Dataset items:
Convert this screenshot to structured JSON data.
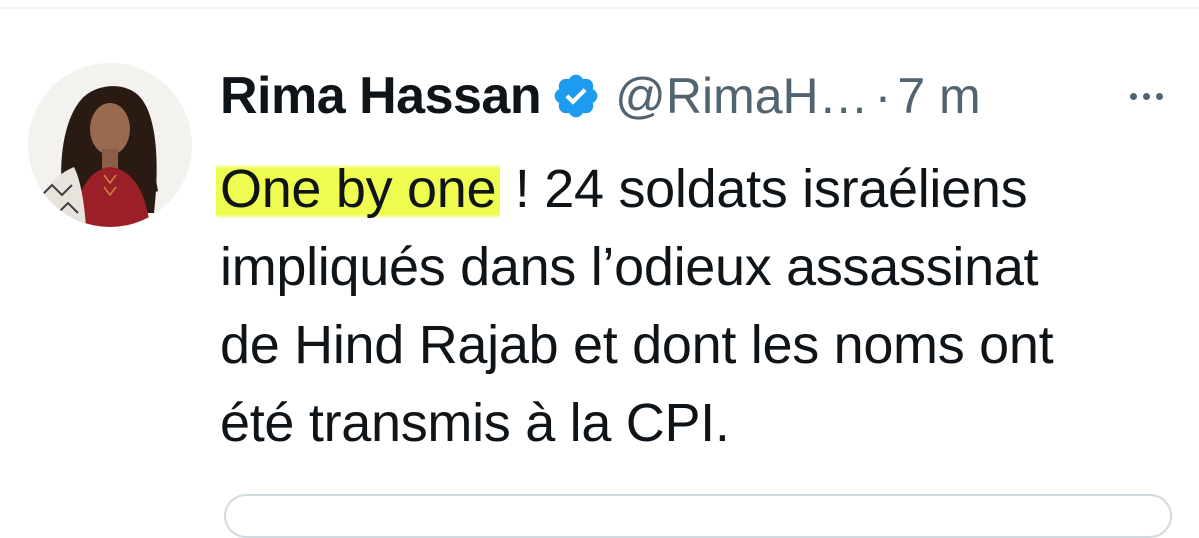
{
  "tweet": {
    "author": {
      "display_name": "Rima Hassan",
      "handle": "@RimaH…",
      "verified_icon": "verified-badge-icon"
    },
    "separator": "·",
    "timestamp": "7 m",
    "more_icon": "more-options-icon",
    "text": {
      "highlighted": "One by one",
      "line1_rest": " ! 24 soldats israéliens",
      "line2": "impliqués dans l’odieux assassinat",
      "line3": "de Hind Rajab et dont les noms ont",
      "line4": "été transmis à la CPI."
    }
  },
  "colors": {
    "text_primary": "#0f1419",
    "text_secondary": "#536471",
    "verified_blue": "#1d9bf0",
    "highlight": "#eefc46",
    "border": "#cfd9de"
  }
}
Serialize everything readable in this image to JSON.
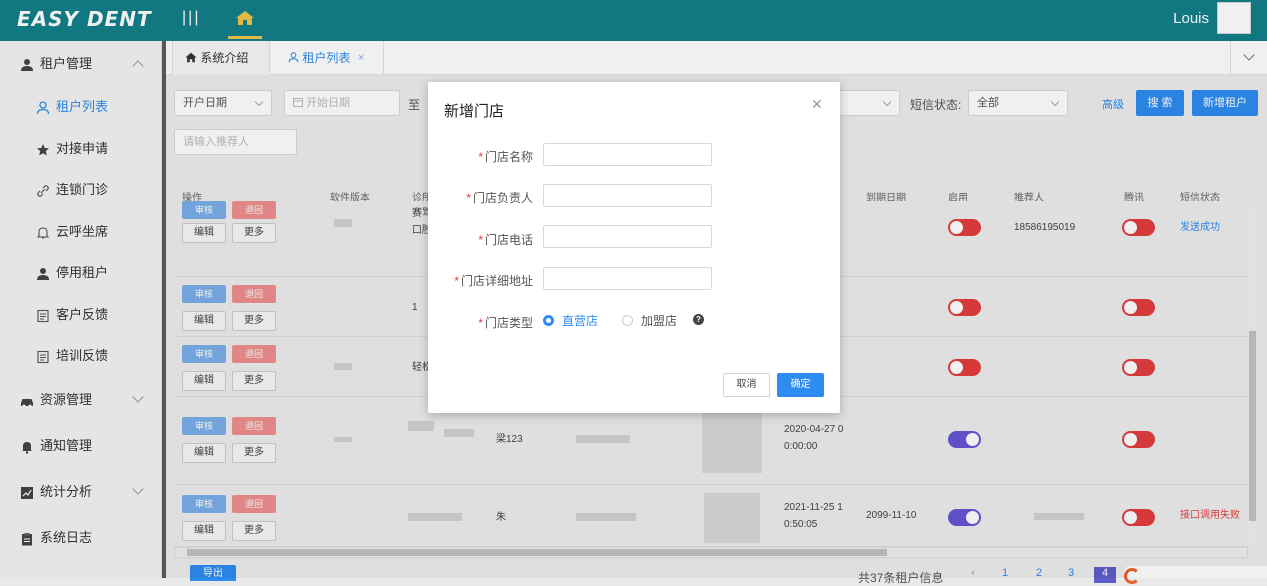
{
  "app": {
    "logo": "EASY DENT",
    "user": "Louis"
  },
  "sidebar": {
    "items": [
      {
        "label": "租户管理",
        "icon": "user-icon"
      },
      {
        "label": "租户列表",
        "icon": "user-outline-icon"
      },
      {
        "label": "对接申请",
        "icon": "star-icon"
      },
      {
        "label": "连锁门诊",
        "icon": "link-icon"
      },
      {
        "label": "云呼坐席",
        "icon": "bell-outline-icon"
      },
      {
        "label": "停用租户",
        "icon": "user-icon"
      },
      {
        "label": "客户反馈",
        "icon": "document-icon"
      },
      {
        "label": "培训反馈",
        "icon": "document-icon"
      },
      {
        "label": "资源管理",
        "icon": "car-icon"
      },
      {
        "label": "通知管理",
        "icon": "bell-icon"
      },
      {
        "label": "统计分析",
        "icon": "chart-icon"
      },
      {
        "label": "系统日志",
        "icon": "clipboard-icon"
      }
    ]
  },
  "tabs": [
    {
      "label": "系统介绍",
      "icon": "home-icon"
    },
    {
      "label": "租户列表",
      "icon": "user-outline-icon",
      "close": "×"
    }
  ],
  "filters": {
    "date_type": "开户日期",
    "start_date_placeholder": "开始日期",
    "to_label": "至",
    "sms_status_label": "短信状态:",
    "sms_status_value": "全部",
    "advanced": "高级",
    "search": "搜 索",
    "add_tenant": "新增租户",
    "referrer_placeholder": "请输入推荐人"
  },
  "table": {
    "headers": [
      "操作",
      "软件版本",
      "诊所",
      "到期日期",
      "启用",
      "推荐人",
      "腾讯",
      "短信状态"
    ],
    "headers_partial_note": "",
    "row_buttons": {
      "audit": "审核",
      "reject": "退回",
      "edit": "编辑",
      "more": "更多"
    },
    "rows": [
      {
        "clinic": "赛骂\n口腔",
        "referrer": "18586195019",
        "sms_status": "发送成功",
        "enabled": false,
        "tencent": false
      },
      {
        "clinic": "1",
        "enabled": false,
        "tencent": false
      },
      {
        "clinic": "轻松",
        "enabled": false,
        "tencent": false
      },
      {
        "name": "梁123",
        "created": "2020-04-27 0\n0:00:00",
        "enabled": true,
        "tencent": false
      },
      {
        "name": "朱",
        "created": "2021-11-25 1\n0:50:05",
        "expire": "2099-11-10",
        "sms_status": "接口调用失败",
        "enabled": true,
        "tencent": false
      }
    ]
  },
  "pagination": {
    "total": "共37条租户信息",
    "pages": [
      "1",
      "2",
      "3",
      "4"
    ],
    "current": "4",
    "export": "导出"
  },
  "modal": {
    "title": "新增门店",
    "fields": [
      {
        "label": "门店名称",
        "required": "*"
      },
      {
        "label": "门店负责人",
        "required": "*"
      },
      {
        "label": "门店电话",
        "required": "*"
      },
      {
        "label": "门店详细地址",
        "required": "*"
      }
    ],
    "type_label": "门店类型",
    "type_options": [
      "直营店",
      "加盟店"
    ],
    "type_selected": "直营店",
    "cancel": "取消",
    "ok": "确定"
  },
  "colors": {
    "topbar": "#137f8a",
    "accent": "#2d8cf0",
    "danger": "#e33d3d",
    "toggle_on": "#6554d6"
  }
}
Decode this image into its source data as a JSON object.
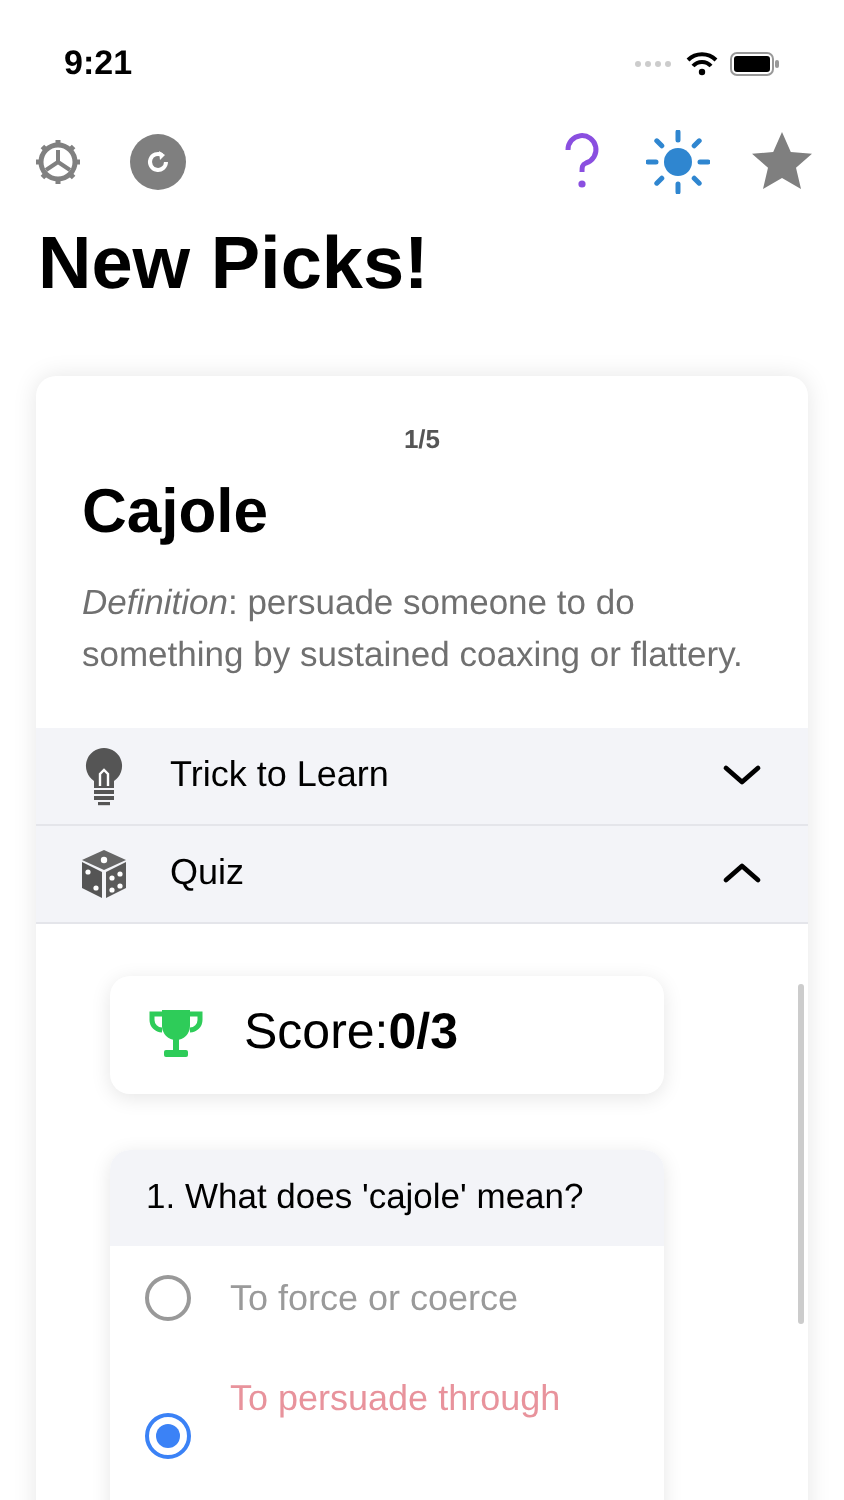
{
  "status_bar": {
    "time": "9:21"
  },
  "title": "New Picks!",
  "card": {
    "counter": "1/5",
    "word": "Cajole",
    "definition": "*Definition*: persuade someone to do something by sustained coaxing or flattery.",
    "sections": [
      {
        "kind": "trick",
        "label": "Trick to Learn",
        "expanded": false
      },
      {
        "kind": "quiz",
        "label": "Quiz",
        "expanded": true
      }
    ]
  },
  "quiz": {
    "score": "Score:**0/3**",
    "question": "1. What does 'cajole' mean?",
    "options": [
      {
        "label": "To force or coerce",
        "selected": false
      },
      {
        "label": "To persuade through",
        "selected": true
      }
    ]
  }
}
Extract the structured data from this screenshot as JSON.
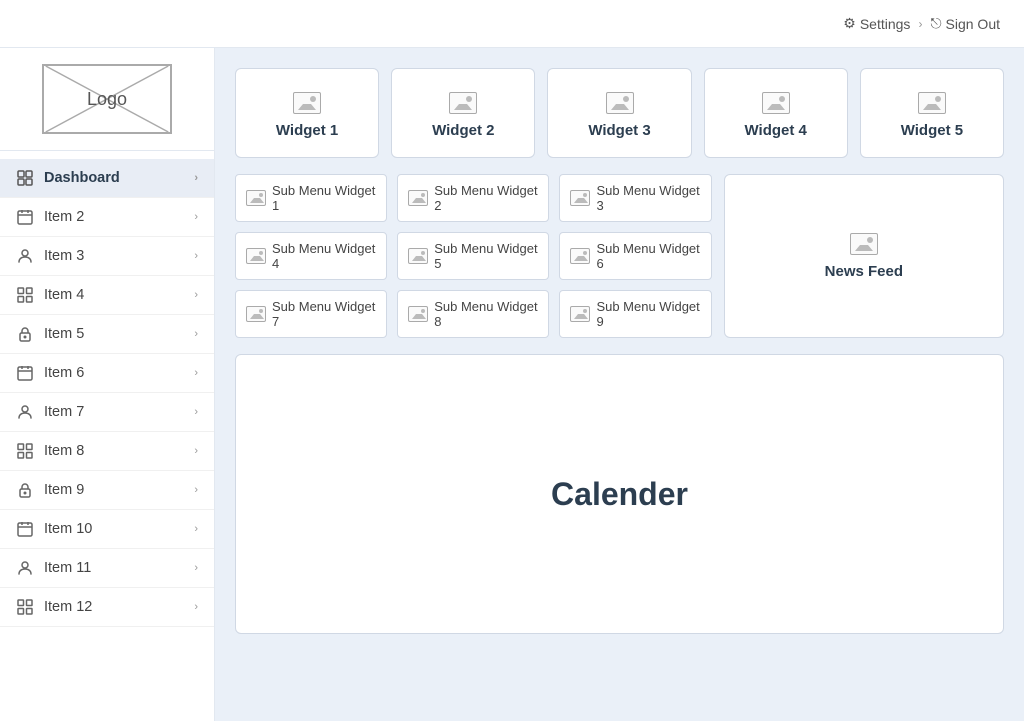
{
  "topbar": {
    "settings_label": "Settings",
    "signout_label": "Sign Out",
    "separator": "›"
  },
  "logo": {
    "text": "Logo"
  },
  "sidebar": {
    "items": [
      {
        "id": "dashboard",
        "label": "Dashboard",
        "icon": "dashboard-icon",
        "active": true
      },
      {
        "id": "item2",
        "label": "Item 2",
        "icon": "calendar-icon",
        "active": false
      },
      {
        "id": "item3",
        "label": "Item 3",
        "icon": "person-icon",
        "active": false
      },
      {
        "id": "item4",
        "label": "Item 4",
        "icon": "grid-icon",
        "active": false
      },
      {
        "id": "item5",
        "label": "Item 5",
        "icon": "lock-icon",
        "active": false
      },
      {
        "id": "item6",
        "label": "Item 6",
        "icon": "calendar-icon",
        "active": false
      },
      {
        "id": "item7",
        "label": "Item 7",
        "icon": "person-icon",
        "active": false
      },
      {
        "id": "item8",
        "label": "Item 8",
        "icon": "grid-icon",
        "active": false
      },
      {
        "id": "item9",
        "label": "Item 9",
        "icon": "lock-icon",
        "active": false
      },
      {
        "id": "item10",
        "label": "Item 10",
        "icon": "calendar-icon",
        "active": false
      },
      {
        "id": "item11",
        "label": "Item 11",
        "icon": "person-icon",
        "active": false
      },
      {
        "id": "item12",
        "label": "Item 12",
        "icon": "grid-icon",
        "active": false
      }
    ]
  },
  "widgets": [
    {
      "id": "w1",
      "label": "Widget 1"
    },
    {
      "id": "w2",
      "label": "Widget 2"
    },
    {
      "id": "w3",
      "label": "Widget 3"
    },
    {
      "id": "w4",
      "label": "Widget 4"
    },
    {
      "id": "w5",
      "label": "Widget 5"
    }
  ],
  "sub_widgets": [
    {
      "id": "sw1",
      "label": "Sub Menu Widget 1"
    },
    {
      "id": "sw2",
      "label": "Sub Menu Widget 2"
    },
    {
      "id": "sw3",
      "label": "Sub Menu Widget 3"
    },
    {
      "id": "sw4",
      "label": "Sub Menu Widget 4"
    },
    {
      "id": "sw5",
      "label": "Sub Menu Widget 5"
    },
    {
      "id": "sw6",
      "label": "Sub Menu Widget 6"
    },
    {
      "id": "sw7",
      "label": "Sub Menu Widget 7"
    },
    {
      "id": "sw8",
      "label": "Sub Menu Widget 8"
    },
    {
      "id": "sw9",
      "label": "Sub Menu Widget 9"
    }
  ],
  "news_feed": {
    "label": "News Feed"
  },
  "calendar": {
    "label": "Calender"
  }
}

• **What you are asked to do**:
Every line of the data above should be quoted exactly. Omit the pictures.

• **Solution for this problem**:
Convert this screenshot to structured JSON data.
{
  "tweet": {
    "author": {
      "display_name": "Rima Hassan",
      "handle": "@RimaH…",
      "verified_icon": "verified-badge-icon"
    },
    "separator": "·",
    "timestamp": "7 m",
    "more_icon": "more-options-icon",
    "text": {
      "highlighted": "One by one",
      "line1_rest": " ! 24 soldats israéliens",
      "line2": "impliqués dans l’odieux assassinat",
      "line3": "de Hind Rajab et dont les noms ont",
      "line4": "été transmis à la CPI."
    }
  },
  "colors": {
    "text_primary": "#0f1419",
    "text_secondary": "#536471",
    "verified_blue": "#1d9bf0",
    "highlight": "#eefc46",
    "border": "#cfd9de"
  }
}
Serialize everything readable in this image to JSON.
{
  "app": {
    "logo": "EASY DENT",
    "user": "Louis"
  },
  "sidebar": {
    "items": [
      {
        "label": "租户管理",
        "icon": "user-icon"
      },
      {
        "label": "租户列表",
        "icon": "user-outline-icon"
      },
      {
        "label": "对接申请",
        "icon": "star-icon"
      },
      {
        "label": "连锁门诊",
        "icon": "link-icon"
      },
      {
        "label": "云呼坐席",
        "icon": "bell-outline-icon"
      },
      {
        "label": "停用租户",
        "icon": "user-icon"
      },
      {
        "label": "客户反馈",
        "icon": "document-icon"
      },
      {
        "label": "培训反馈",
        "icon": "document-icon"
      },
      {
        "label": "资源管理",
        "icon": "car-icon"
      },
      {
        "label": "通知管理",
        "icon": "bell-icon"
      },
      {
        "label": "统计分析",
        "icon": "chart-icon"
      },
      {
        "label": "系统日志",
        "icon": "clipboard-icon"
      }
    ]
  },
  "tabs": [
    {
      "label": "系统介绍",
      "icon": "home-icon"
    },
    {
      "label": "租户列表",
      "icon": "user-outline-icon",
      "close": "×"
    }
  ],
  "filters": {
    "date_type": "开户日期",
    "start_date_placeholder": "开始日期",
    "to_label": "至",
    "sms_status_label": "短信状态:",
    "sms_status_value": "全部",
    "advanced": "高级",
    "search": "搜 索",
    "add_tenant": "新增租户",
    "referrer_placeholder": "请输入推荐人"
  },
  "table": {
    "headers": [
      "操作",
      "软件版本",
      "诊所",
      "到期日期",
      "启用",
      "推荐人",
      "腾讯",
      "短信状态"
    ],
    "headers_partial_note": "",
    "row_buttons": {
      "audit": "审核",
      "reject": "退回",
      "edit": "编辑",
      "more": "更多"
    },
    "rows": [
      {
        "clinic": "赛骂\n口腔",
        "referrer": "18586195019",
        "sms_status": "发送成功",
        "enabled": false,
        "tencent": false
      },
      {
        "clinic": "1",
        "enabled": false,
        "tencent": false
      },
      {
        "clinic": "轻松",
        "enabled": false,
        "tencent": false
      },
      {
        "name": "梁123",
        "created": "2020-04-27 0\n0:00:00",
        "enabled": true,
        "tencent": false
      },
      {
        "name": "朱",
        "created": "2021-11-25 1\n0:50:05",
        "expire": "2099-11-10",
        "sms_status": "接口调用失败",
        "enabled": true,
        "tencent": false
      }
    ]
  },
  "pagination": {
    "total": "共37条租户信息",
    "pages": [
      "1",
      "2",
      "3",
      "4"
    ],
    "current": "4",
    "export": "导出"
  },
  "modal": {
    "title": "新增门店",
    "fields": [
      {
        "label": "门店名称",
        "required": "*"
      },
      {
        "label": "门店负责人",
        "required": "*"
      },
      {
        "label": "门店电话",
        "required": "*"
      },
      {
        "label": "门店详细地址",
        "required": "*"
      }
    ],
    "type_label": "门店类型",
    "type_options": [
      "直营店",
      "加盟店"
    ],
    "type_selected": "直营店",
    "cancel": "取消",
    "ok": "确定"
  },
  "colors": {
    "topbar": "#137f8a",
    "accent": "#2d8cf0",
    "danger": "#e33d3d",
    "toggle_on": "#6554d6"
  }
}
Decode this image into its source data as a JSON object.
{
  "status_bar": {
    "time": "9:21"
  },
  "title": "New Picks!",
  "card": {
    "counter": "1/5",
    "word": "Cajole",
    "definition": "*Definition*: persuade someone to do something by sustained coaxing or flattery.",
    "sections": [
      {
        "kind": "trick",
        "label": "Trick to Learn",
        "expanded": false
      },
      {
        "kind": "quiz",
        "label": "Quiz",
        "expanded": true
      }
    ]
  },
  "quiz": {
    "score": "Score:**0/3**",
    "question": "1. What does 'cajole' mean?",
    "options": [
      {
        "label": "To force or coerce",
        "selected": false
      },
      {
        "label": "To persuade through",
        "selected": true
      }
    ]
  }
}
Extract the structured data from this screenshot as JSON.
{
  "topbar": {
    "settings_label": "Settings",
    "signout_label": "Sign Out",
    "separator": "›"
  },
  "logo": {
    "text": "Logo"
  },
  "sidebar": {
    "items": [
      {
        "id": "dashboard",
        "label": "Dashboard",
        "icon": "dashboard-icon",
        "active": true
      },
      {
        "id": "item2",
        "label": "Item 2",
        "icon": "calendar-icon",
        "active": false
      },
      {
        "id": "item3",
        "label": "Item 3",
        "icon": "person-icon",
        "active": false
      },
      {
        "id": "item4",
        "label": "Item 4",
        "icon": "grid-icon",
        "active": false
      },
      {
        "id": "item5",
        "label": "Item 5",
        "icon": "lock-icon",
        "active": false
      },
      {
        "id": "item6",
        "label": "Item 6",
        "icon": "calendar-icon",
        "active": false
      },
      {
        "id": "item7",
        "label": "Item 7",
        "icon": "person-icon",
        "active": false
      },
      {
        "id": "item8",
        "label": "Item 8",
        "icon": "grid-icon",
        "active": false
      },
      {
        "id": "item9",
        "label": "Item 9",
        "icon": "lock-icon",
        "active": false
      },
      {
        "id": "item10",
        "label": "Item 10",
        "icon": "calendar-icon",
        "active": false
      },
      {
        "id": "item11",
        "label": "Item 11",
        "icon": "person-icon",
        "active": false
      },
      {
        "id": "item12",
        "label": "Item 12",
        "icon": "grid-icon",
        "active": false
      }
    ]
  },
  "widgets": [
    {
      "id": "w1",
      "label": "Widget 1"
    },
    {
      "id": "w2",
      "label": "Widget 2"
    },
    {
      "id": "w3",
      "label": "Widget 3"
    },
    {
      "id": "w4",
      "label": "Widget 4"
    },
    {
      "id": "w5",
      "label": "Widget 5"
    }
  ],
  "sub_widgets": [
    {
      "id": "sw1",
      "label": "Sub Menu Widget 1"
    },
    {
      "id": "sw2",
      "label": "Sub Menu Widget 2"
    },
    {
      "id": "sw3",
      "label": "Sub Menu Widget 3"
    },
    {
      "id": "sw4",
      "label": "Sub Menu Widget 4"
    },
    {
      "id": "sw5",
      "label": "Sub Menu Widget 5"
    },
    {
      "id": "sw6",
      "label": "Sub Menu Widget 6"
    },
    {
      "id": "sw7",
      "label": "Sub Menu Widget 7"
    },
    {
      "id": "sw8",
      "label": "Sub Menu Widget 8"
    },
    {
      "id": "sw9",
      "label": "Sub Menu Widget 9"
    }
  ],
  "news_feed": {
    "label": "News Feed"
  },
  "calendar": {
    "label": "Calender"
  }
}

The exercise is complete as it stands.